[Collected data entries]
■ ■ ■ ■

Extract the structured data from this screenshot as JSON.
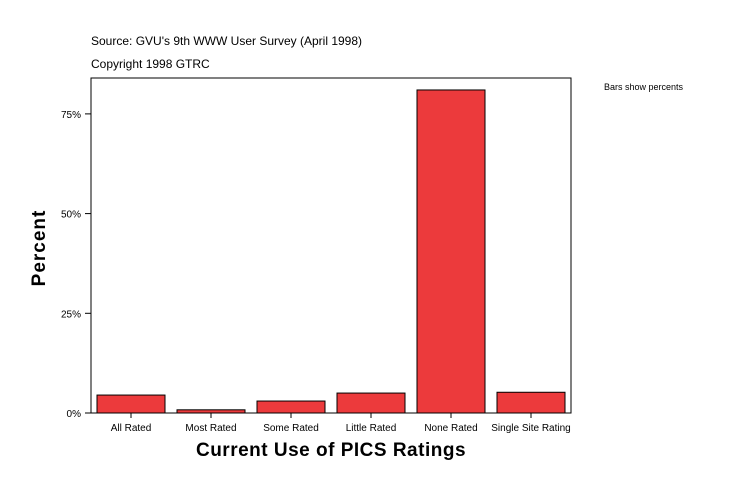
{
  "header": {
    "source": "Source: GVU's 9th WWW User Survey (April 1998)",
    "copyright": "Copyright 1998 GTRC"
  },
  "note": "Bars show percents",
  "colors": {
    "bar": "#ec3a3c",
    "bar_stroke": "#000000"
  },
  "chart_data": {
    "type": "bar",
    "title": "",
    "xlabel": "Current Use of PICS Ratings",
    "ylabel": "Percent",
    "categories": [
      "All Rated",
      "Most Rated",
      "Some Rated",
      "Little Rated",
      "None Rated",
      "Single Site Rating"
    ],
    "values": [
      4.5,
      0.8,
      3.0,
      5.0,
      81.0,
      5.2
    ],
    "ylim": [
      0,
      84
    ],
    "yticks": [
      0,
      25,
      50,
      75
    ],
    "ytick_labels": [
      "0%",
      "25%",
      "50%",
      "75%"
    ],
    "grid": false,
    "legend": "none"
  }
}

■ ■ ■ ■

> _WHAT YOU WILL DO_:
Each line holding the word "Rated" counts once; report the total and nothing else.

> _TASK RESULT_:
5